*Your instructions*:
Every record should be written out exactly, with the pictures left out.
□ □ □ □ □ □ □
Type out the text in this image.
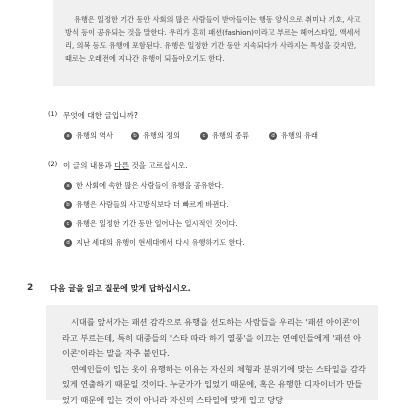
유행은 일정한 기간 동안 사회의 많은 사람들이 받아들이는 행동 양식으로 취미나 기호, 사고방식 등이 공유되는 것을 말한다. 우리가 흔히 패션(fashion)이라고 부르는 헤어스타일, 액세서리, 의복 등도 유행에 포함된다. 유행은 일정한 기간 동안 지속되다가 사라지는 특성을 갖지만, 때로는 오래전에 지나간 유행이 되돌아오기도 한다.

(1) 무엇에 대한 글입니까?
a 유행의 역사	b 유행의 정의	c 유행의 종류	d 유행의 유래
(2) 이 글의 내용과 다른 것을 고르십시오.
a 한 사회에 속한 많은 사람들이 유행을 공유한다.
b 유행은 사람들의 사고방식보다 더 빠르게 바뀐다.
c 유행은 일정한 기간 동안 일어나는 일시적인 것이다.
d 지난 세대의 유행이 현세대에서 다시 유행하기도 한다.
2 다음 글을 읽고 질문에 맞게 답하십시오.

시대를 앞서가는 패션 감각으로 유행을 선도하는 사람들을 우리는 '패션 아이콘'이라고 부르는데, 특히 대중들의 '스타 따라 하기 열풍'을 이끄는 연예인들에게 '패션 아이콘'이라는 말을 자주 붙인다.

연예인들이 입는 옷이 유행하는 이유는 자신의 체형과 분위기에 맞는 스타일을 감각 있게 연출하기 때문일 것이다. 누군가가 입었기 때문에, 혹은 유행한 디자이너가 만들었기 때문에 입는 것이 아니라 자신의 스타일에 맞게 입고 당당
□ □ □ □ □ □ □
*Correct answer*:
Type out the text in this image.
유행은 일정한 기간 동안 사회의 많은 사람들이 받아들이는 행동 양식으로 취미나 기호, 사고방식 등이 공유되는 것을 말한다. 우리가 흔히 패션(fashion)이라고 부르는 헤어스타일, 액세서리, 의복 등도 유행에 포함된다. 유행은 일정한 기간 동안 지속되다가 사라지는 특성을 갖지만, 때로는 오래전에 지나간 유행이 되돌아오기도 한다.

(1) 무엇에 대한 글입니까?
a 유행의 역사	b 유행의 정의	c 유행의 종류	d 유행의 유래
(2) 이 글의 내용과 다른 것을 고르십시오.
a 한 사회에 속한 많은 사람들이 유행을 공유한다.
b 유행은 사람들의 사고방식보다 더 빠르게 바뀐다.
c 유행은 일정한 기간 동안 일어나는 일시적인 것이다.
d 지난 세대의 유행이 현세대에서 다시 유행하기도 한다.
2 다음 글을 읽고 질문에 맞게 답하십시오.

시대를 앞서가는 패션 감각으로 유행을 선도하는 사람들을 우리는 '패션 아이콘'이라고 부르는데, 특히 대중들의 '스타 따라 하기 열풍'을 이끄는 연예인들에게 '패션 아이콘'이라는 말을 자주 붙인다.

연예인들이 입는 옷이 유행하는 이유는 자신의 체형과 분위기에 맞는 스타일을 감각 있게 연출하기 때문일 것이다. 누군가가 입었기 때문에, 혹은 유행한 디자이너가 만들었기 때문에 입는 것이 아니라 자신의 스타일에 맞게 입고 당당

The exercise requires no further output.